▶ **Written instruction**
Copy each line below exactly and leave the pictures out.

Figure contents as structured data:
********

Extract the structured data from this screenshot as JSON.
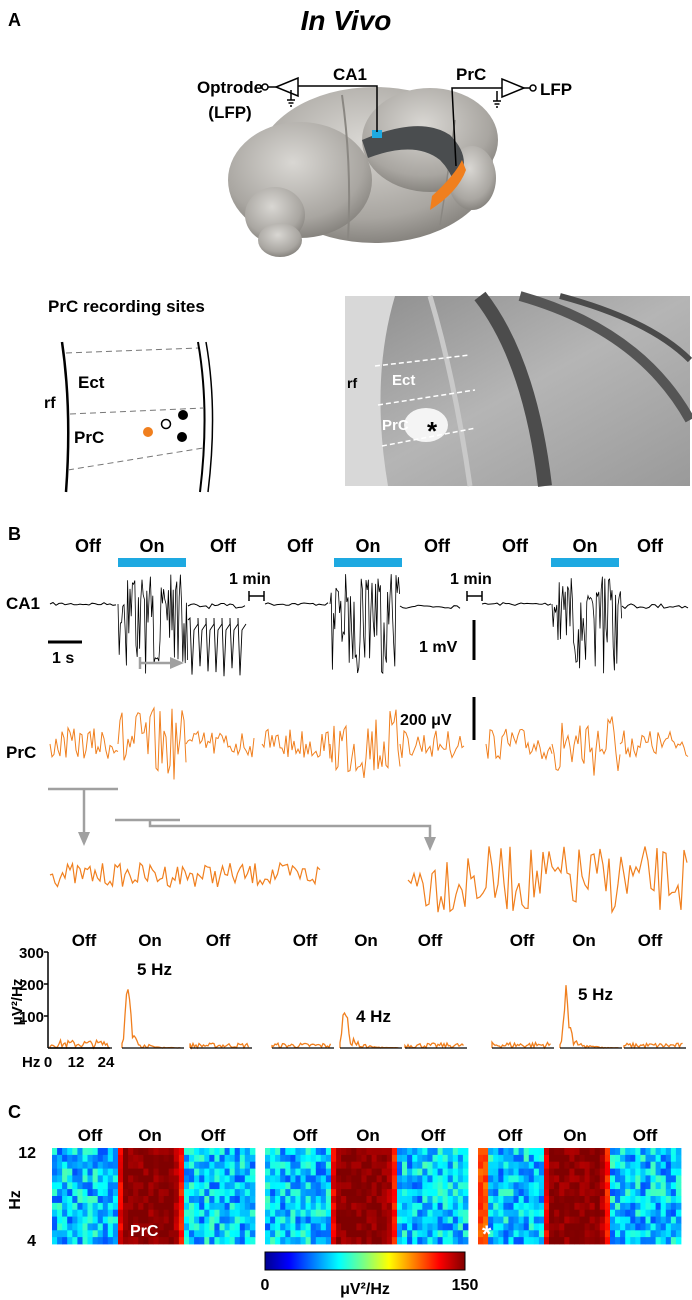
{
  "panel_a": {
    "letter": "A",
    "title": "In Vivo",
    "optrode_label_1": "Optrode",
    "optrode_label_2": "(LFP)",
    "ca1_label": "CA1",
    "prc_label": "PrC",
    "lfp_label": "LFP",
    "sites_title": "PrC recording sites",
    "sites_rf": "rf",
    "sites_ect": "Ect",
    "sites_prc": "PrC",
    "histo_rf": "rf",
    "histo_ect": "Ect",
    "histo_prc": "PrC",
    "histo_asterisk": "*",
    "colors": {
      "orange": "#f07f1e",
      "blue": "#1ea9e1",
      "brain": "#b8b5b0",
      "hippocampus": "#4a4d4f"
    }
  },
  "panel_b": {
    "letter": "B",
    "blocks": [
      {
        "off1": "Off",
        "on": "On",
        "off2": "Off"
      },
      {
        "off1": "Off",
        "on": "On",
        "off2": "Off"
      },
      {
        "off1": "Off",
        "on": "On",
        "off2": "Off"
      }
    ],
    "gap_label_1": "1 min",
    "gap_label_2": "1 min",
    "ca1_label": "CA1",
    "prc_label": "PrC",
    "time_scale": "1 s",
    "mv_scale": "1 mV",
    "uv_scale": "200 μV",
    "spectra": {
      "y_axis_label": "μV²/Hz",
      "y_ticks": [
        "300",
        "200",
        "100"
      ],
      "x_ticks": [
        "Hz",
        "0",
        "12",
        "24"
      ],
      "peaks": [
        "5 Hz",
        "4 Hz",
        "5 Hz"
      ]
    }
  },
  "panel_c": {
    "letter": "C",
    "y_label": "Hz",
    "y_ticks": [
      "12",
      "4"
    ],
    "maps": [
      {
        "off1": "Off",
        "on": "On",
        "off2": "Off",
        "inner": "PrC"
      },
      {
        "off1": "Off",
        "on": "On",
        "off2": "Off",
        "inner": ""
      },
      {
        "off1": "Off",
        "on": "On",
        "off2": "Off",
        "inner": "*"
      }
    ],
    "colorbar_min": "0",
    "colorbar_max": "150",
    "colorbar_label": "μV²/Hz"
  }
}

********

▶ **Complete answer**
Extract the structured data from this screenshot as JSON.
{
  "panel_a": {
    "letter": "A",
    "title": "In Vivo",
    "optrode_label_1": "Optrode",
    "optrode_label_2": "(LFP)",
    "ca1_label": "CA1",
    "prc_label": "PrC",
    "lfp_label": "LFP",
    "sites_title": "PrC recording sites",
    "sites_rf": "rf",
    "sites_ect": "Ect",
    "sites_prc": "PrC",
    "histo_rf": "rf",
    "histo_ect": "Ect",
    "histo_prc": "PrC",
    "histo_asterisk": "*",
    "colors": {
      "orange": "#f07f1e",
      "blue": "#1ea9e1",
      "brain": "#b8b5b0",
      "hippocampus": "#4a4d4f"
    }
  },
  "panel_b": {
    "letter": "B",
    "blocks": [
      {
        "off1": "Off",
        "on": "On",
        "off2": "Off"
      },
      {
        "off1": "Off",
        "on": "On",
        "off2": "Off"
      },
      {
        "off1": "Off",
        "on": "On",
        "off2": "Off"
      }
    ],
    "gap_label_1": "1 min",
    "gap_label_2": "1 min",
    "ca1_label": "CA1",
    "prc_label": "PrC",
    "time_scale": "1 s",
    "mv_scale": "1 mV",
    "uv_scale": "200 μV",
    "spectra": {
      "y_axis_label": "μV²/Hz",
      "y_ticks": [
        "300",
        "200",
        "100"
      ],
      "x_ticks": [
        "Hz",
        "0",
        "12",
        "24"
      ],
      "peaks": [
        "5 Hz",
        "4 Hz",
        "5 Hz"
      ]
    }
  },
  "panel_c": {
    "letter": "C",
    "y_label": "Hz",
    "y_ticks": [
      "12",
      "4"
    ],
    "maps": [
      {
        "off1": "Off",
        "on": "On",
        "off2": "Off",
        "inner": "PrC"
      },
      {
        "off1": "Off",
        "on": "On",
        "off2": "Off",
        "inner": ""
      },
      {
        "off1": "Off",
        "on": "On",
        "off2": "Off",
        "inner": "*"
      }
    ],
    "colorbar_min": "0",
    "colorbar_max": "150",
    "colorbar_label": "μV²/Hz"
  }
}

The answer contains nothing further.